**DATA LISTING**
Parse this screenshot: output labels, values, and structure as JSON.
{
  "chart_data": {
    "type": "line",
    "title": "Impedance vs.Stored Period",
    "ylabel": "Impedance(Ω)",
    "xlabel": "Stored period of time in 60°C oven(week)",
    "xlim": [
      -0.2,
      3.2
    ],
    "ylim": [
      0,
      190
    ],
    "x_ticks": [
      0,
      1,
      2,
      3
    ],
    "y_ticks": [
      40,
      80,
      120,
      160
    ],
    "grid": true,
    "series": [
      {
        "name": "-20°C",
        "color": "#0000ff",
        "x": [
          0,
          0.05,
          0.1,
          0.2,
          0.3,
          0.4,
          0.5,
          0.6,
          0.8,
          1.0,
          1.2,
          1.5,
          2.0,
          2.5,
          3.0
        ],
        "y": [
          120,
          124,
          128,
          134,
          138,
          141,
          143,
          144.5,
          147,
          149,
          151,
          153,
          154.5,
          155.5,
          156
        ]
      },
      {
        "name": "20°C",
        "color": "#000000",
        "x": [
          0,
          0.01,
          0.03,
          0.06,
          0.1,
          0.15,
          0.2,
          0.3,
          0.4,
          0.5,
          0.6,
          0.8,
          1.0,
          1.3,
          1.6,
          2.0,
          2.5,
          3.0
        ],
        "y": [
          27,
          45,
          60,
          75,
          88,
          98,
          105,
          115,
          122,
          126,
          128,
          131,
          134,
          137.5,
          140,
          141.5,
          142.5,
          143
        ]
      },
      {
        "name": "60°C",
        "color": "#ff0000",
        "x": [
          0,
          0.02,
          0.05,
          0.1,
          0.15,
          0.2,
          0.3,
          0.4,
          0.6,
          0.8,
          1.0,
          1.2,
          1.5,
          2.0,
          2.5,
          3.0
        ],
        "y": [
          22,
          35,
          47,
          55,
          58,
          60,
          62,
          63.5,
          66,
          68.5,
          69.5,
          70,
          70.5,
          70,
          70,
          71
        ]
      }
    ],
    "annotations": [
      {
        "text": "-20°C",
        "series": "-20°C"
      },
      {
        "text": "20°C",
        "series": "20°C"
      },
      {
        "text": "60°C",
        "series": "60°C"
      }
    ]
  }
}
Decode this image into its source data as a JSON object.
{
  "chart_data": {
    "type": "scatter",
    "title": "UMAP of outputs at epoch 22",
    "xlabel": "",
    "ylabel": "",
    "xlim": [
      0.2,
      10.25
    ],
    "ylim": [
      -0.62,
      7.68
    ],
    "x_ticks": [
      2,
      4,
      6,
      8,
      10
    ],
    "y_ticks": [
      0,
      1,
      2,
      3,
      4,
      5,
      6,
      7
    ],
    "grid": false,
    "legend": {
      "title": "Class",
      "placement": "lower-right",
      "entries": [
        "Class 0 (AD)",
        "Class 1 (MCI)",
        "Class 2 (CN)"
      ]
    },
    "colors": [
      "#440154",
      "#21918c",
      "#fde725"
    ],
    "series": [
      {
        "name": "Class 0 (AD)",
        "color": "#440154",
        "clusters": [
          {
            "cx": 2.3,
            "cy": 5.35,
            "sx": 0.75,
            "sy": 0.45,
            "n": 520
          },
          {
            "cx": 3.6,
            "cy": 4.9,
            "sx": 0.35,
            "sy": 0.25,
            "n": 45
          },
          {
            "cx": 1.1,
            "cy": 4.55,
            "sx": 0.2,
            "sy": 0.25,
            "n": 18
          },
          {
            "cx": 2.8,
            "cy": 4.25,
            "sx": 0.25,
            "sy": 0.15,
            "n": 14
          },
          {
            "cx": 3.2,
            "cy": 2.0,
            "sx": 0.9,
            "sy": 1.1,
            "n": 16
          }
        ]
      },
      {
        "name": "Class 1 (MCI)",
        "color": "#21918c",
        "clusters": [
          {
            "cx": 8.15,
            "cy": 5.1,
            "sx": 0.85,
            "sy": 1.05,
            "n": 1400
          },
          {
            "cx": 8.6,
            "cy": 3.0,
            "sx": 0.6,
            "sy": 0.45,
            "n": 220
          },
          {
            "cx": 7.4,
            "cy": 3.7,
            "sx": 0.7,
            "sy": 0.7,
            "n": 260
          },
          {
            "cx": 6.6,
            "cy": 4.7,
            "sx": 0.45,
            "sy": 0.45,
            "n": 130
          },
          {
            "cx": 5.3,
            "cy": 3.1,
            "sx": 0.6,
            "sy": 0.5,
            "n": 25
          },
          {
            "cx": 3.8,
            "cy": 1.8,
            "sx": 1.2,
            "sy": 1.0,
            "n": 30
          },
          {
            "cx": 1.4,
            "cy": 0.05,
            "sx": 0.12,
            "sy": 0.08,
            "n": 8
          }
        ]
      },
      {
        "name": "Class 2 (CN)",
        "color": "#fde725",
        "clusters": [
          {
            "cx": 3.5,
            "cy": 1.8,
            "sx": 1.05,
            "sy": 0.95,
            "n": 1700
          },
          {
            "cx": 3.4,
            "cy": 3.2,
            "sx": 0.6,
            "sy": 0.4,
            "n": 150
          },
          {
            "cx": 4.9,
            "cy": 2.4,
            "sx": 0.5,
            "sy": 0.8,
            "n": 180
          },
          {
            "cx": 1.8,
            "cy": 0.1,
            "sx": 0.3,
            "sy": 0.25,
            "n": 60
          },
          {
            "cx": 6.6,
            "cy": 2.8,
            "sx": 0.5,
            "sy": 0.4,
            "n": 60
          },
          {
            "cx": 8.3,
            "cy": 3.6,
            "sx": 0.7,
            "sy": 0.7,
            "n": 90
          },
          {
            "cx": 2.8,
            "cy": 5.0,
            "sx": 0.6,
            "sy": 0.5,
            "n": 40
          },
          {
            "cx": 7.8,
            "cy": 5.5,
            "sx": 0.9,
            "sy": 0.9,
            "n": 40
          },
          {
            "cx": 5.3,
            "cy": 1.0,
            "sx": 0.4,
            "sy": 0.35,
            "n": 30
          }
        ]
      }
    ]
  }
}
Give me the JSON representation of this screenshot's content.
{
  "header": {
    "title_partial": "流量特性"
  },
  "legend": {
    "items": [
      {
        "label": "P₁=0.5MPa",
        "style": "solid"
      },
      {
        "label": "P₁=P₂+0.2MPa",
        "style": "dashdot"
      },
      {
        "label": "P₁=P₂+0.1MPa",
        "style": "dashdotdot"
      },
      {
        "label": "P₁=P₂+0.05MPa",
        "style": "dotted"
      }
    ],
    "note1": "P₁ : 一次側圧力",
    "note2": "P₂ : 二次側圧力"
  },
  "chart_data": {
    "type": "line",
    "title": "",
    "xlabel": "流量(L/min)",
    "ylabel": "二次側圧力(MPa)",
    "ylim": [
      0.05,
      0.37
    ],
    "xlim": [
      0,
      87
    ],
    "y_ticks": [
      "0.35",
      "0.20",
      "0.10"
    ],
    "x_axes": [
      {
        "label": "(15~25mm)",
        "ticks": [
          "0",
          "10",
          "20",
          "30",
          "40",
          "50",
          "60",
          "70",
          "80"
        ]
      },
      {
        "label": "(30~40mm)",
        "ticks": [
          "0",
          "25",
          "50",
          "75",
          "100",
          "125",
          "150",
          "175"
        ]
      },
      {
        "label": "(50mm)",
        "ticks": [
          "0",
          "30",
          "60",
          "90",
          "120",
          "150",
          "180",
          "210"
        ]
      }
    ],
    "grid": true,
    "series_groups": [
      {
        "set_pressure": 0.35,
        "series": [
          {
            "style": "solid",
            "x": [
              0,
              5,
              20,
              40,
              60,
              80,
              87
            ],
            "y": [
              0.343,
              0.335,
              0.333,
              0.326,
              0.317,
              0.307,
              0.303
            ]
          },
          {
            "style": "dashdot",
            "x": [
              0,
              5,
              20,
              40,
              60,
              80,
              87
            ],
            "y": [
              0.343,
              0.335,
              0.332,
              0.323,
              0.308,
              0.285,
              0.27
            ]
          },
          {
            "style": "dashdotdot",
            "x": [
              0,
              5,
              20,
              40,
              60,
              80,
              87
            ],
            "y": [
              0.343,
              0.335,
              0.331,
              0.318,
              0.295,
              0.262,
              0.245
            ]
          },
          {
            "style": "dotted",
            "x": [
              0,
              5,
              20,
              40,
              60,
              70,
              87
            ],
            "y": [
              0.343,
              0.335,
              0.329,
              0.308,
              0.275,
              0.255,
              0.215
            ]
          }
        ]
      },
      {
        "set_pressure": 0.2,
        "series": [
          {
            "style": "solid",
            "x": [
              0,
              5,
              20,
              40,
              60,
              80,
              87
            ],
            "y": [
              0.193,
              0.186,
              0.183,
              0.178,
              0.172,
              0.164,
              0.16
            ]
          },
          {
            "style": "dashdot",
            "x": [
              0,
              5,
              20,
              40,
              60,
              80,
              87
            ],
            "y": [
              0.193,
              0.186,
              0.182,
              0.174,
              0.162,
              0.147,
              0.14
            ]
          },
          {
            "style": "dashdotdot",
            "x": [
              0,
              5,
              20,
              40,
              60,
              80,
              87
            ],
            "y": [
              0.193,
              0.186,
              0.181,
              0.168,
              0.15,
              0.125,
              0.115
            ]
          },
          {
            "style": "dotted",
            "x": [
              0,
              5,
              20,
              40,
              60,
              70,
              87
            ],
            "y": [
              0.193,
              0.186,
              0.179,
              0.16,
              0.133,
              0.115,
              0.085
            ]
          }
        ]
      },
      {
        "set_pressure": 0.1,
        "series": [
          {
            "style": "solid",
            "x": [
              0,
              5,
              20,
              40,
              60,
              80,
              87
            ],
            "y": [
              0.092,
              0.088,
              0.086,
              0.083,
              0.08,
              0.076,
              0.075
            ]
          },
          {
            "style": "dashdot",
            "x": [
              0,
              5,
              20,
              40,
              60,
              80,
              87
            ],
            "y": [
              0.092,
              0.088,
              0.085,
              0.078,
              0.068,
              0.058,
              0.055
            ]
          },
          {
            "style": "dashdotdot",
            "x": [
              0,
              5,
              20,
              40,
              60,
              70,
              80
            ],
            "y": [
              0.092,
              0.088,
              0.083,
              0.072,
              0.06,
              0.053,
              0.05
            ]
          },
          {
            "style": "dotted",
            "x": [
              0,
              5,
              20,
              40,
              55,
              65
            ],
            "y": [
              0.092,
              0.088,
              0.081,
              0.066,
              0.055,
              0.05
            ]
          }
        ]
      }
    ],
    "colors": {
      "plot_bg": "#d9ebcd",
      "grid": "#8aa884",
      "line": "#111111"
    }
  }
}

**OBJECTIVE**
Which lines hold the string "name"? List them all.

**ANSWER TO THIS TASK**
        "name": "-20°C",
        "name": "20°C",
        "name": "60°C",
        "name": "Class 0 (AD)",
        "name": "Class 1 (MCI)",
        "name": "Class 2 (CN)",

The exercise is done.